- **Source records**
-=-=-

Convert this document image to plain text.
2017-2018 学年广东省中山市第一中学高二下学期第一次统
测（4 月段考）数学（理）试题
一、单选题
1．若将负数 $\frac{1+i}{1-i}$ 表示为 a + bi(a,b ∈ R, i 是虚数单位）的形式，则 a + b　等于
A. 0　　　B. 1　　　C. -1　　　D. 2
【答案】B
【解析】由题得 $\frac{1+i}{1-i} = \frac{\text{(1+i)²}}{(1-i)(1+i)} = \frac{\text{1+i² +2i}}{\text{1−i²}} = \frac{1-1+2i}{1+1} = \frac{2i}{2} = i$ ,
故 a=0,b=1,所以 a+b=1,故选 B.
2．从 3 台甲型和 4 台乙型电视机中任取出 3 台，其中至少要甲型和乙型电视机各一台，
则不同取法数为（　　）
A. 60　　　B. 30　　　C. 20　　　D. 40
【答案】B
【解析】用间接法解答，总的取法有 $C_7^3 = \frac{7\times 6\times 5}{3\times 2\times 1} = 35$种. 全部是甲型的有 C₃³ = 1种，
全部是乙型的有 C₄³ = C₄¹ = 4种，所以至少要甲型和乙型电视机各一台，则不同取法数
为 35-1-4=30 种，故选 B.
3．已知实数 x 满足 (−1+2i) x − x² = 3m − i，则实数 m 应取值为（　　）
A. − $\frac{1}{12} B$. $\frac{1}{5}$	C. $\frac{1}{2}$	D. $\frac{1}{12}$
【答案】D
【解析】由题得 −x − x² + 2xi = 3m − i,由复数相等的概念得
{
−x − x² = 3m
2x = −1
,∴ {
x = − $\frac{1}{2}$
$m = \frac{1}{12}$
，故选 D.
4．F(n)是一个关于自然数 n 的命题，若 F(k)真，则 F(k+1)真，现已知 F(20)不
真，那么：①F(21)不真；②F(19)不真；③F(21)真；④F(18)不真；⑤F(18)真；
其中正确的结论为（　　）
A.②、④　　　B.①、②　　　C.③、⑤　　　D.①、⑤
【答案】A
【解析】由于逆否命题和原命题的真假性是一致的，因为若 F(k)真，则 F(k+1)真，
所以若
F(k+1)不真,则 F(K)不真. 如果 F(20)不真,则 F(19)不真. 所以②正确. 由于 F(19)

-=-=-

- **Prompt**
Find the word "text" in the data and copy out each line where it turns up.

- **Written solution**
Convert this document image to plain text.
【解析】由题得 $\frac{1+i}{1-i} = \frac{\text{(1+i)²}}{(1-i)(1+i)} = \frac{\text{1+i² +2i}}{\text{1−i²}} = \frac{1-1+2i}{1+1} = \frac{2i}{2} = i$ ,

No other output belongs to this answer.